━━ Information shown ━━

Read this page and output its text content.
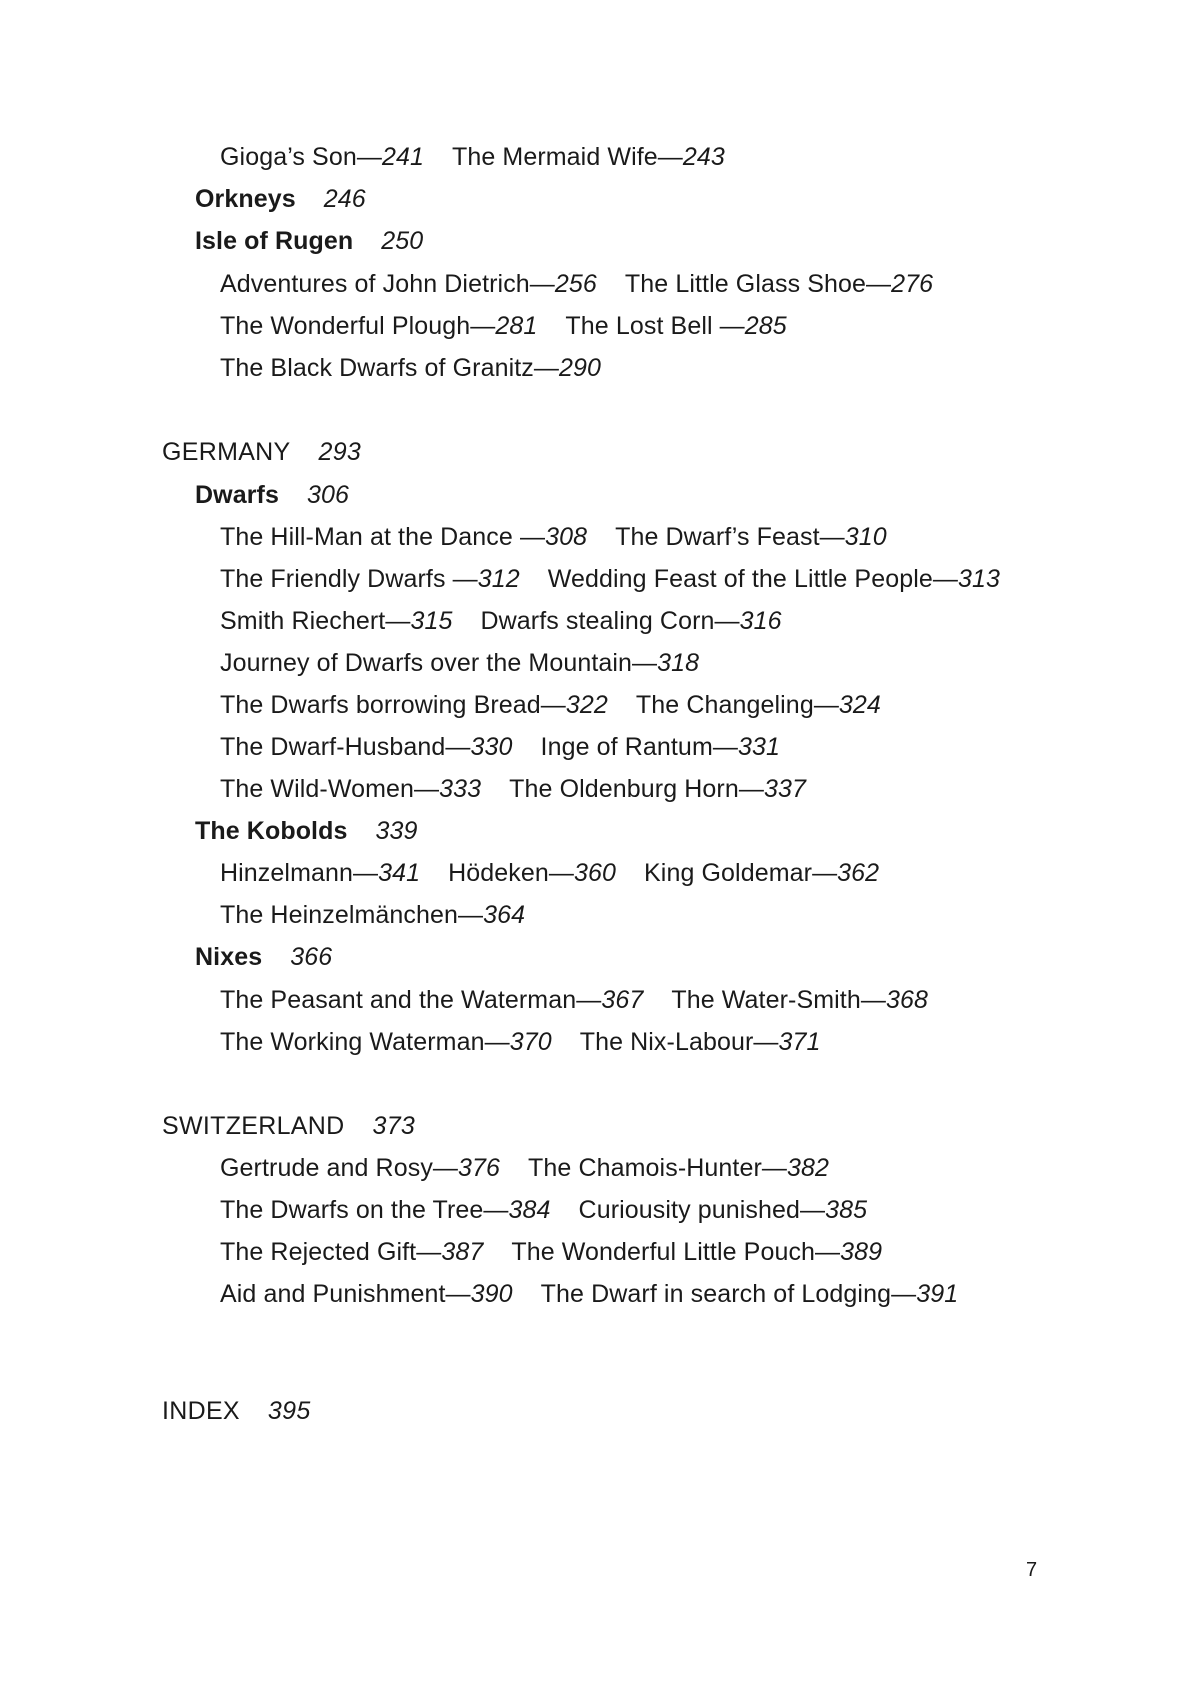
Gioga’s Son—241 The Mermaid Wife—243
Orkneys 246
Isle of Rugen 250
Adventures of John Dietrich—256 The Little Glass Shoe—276
The Wonderful Plough—281 The Lost Bell —285
The Black Dwarfs of Granitz—290
GERMANY 293
Dwarfs 306
The Hill-Man at the Dance —308 The Dwarf’s Feast—310
The Friendly Dwarfs —312 Wedding Feast of the Little People—313
Smith Riechert—315 Dwarfs stealing Corn—316
Journey of Dwarfs over the Mountain—318
The Dwarfs borrowing Bread—322 The Changeling—324
The Dwarf-Husband—330 Inge of Rantum—331
The Wild-Women—333 The Oldenburg Horn—337
The Kobolds 339
Hinzelmann—341 Hödeken—360 King Goldemar—362
The Heinzelmänchen—364
Nixes 366
The Peasant and the Waterman—367 The Water-Smith—368
The Working Waterman—370 The Nix-Labour—371
SWITZERLAND 373
Gertrude and Rosy—376 The Chamois-Hunter—382
The Dwarfs on the Tree—384 Curiousity punished—385
The Rejected Gift—387 The Wonderful Little Pouch—389
Aid and Punishment—390 The Dwarf in search of Lodging—391
INDEX 395
7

━━━

What to produce:
Extract every line containing the string "Little" from the data above.

Exercise answer:
Adventures of John Dietrich—256 The Little Glass Shoe—276
The Friendly Dwarfs —312 Wedding Feast of the Little People—313
The Rejected Gift—387 The Wonderful Little Pouch—389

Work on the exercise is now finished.